*CHALLENGE*.
Check each line of the records for "text"; collect those that have it.

[Extracted data entries]

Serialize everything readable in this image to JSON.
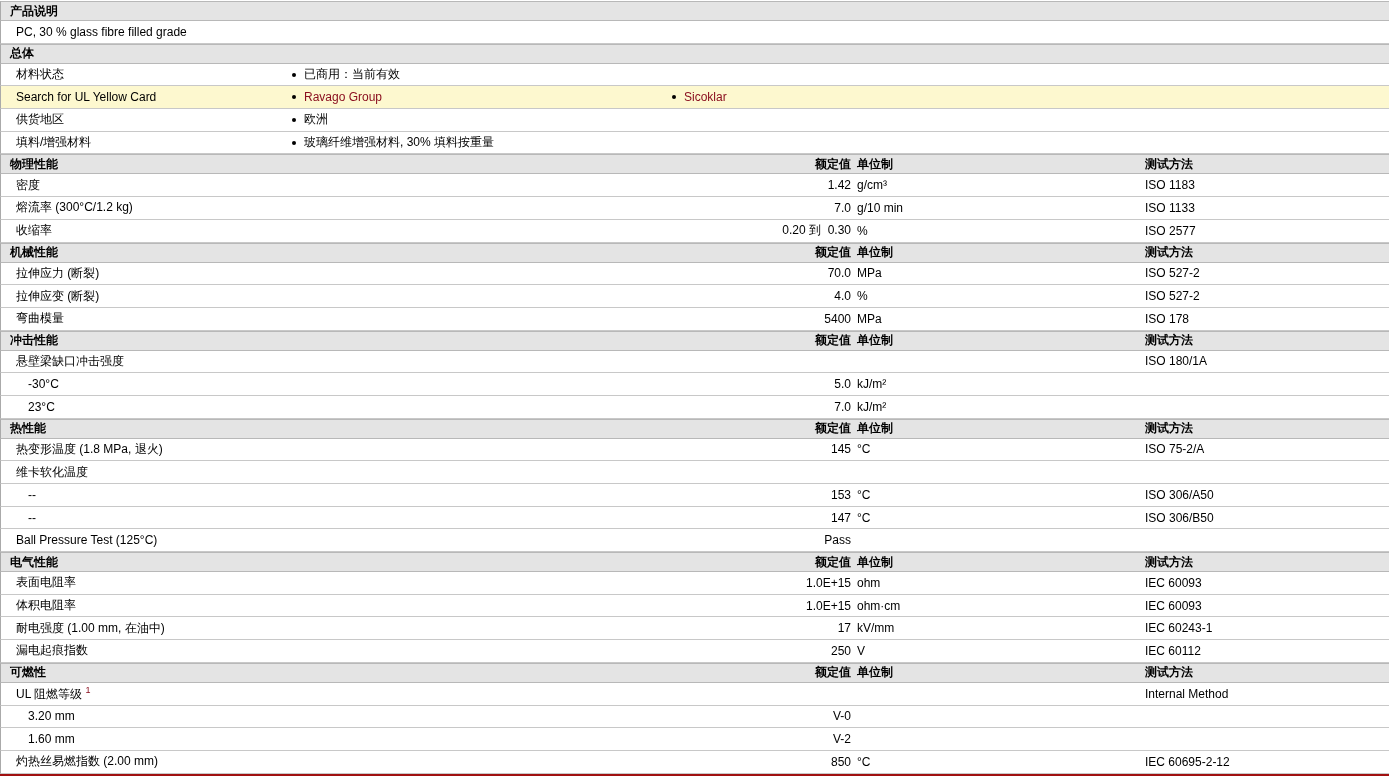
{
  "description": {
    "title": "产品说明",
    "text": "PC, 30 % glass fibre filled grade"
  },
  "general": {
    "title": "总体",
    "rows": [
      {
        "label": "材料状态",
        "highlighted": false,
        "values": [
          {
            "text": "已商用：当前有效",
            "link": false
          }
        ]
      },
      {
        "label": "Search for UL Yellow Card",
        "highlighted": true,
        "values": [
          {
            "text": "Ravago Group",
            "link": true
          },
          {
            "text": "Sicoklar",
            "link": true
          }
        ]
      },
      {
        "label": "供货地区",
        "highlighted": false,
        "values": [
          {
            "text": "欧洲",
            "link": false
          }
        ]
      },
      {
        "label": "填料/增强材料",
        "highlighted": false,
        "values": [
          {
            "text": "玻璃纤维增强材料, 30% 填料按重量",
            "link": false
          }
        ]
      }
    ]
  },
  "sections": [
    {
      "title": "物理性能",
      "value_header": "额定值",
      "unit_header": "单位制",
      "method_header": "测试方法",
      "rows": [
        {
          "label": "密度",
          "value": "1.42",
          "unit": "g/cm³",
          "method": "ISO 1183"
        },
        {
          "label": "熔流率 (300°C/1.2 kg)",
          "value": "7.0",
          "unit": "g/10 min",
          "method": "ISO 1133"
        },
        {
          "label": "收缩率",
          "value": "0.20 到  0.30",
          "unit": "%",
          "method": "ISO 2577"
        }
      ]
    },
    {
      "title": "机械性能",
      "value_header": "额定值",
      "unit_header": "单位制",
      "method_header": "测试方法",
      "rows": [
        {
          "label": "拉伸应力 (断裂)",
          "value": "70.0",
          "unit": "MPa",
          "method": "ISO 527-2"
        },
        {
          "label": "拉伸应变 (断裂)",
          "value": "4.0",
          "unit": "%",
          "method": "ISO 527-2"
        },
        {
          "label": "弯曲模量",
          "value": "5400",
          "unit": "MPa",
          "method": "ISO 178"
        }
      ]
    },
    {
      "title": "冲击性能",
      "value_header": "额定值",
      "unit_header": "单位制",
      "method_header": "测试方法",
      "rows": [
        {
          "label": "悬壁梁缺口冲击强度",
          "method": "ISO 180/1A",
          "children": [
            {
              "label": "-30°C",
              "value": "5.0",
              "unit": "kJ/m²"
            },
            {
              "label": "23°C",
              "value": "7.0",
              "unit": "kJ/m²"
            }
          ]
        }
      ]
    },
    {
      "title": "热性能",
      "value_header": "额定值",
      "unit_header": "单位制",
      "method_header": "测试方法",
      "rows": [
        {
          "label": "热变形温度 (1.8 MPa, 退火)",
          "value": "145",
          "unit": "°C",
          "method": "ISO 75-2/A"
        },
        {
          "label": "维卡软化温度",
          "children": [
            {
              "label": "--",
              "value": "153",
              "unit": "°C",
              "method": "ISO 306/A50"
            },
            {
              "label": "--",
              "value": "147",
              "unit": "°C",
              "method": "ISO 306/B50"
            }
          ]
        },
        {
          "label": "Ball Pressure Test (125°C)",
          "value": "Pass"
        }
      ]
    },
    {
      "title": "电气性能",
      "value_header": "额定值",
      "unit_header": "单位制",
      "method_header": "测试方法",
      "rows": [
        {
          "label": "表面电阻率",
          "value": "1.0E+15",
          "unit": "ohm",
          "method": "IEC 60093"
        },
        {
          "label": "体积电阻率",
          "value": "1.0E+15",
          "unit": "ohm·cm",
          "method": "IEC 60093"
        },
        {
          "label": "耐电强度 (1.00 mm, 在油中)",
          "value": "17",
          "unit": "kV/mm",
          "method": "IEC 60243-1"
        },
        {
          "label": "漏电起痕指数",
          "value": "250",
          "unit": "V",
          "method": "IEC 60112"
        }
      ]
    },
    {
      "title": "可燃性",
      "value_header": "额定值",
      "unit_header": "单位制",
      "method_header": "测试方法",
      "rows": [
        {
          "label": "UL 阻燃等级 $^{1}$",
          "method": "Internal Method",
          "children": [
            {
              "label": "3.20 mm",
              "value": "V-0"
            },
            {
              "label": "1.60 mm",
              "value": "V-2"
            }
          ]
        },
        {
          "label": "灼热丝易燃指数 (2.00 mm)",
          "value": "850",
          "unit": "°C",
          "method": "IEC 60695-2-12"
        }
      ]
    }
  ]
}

*WRITTEN ANSWER*.
    "text": "PC, 30 % glass fibre filled grade"
            "text": "已商用：当前有效",
            "text": "Ravago Group",
            "text": "Sicoklar",
            "text": "欧洲",
            "text": "玻璃纤维增强材料, 30% 填料按重量",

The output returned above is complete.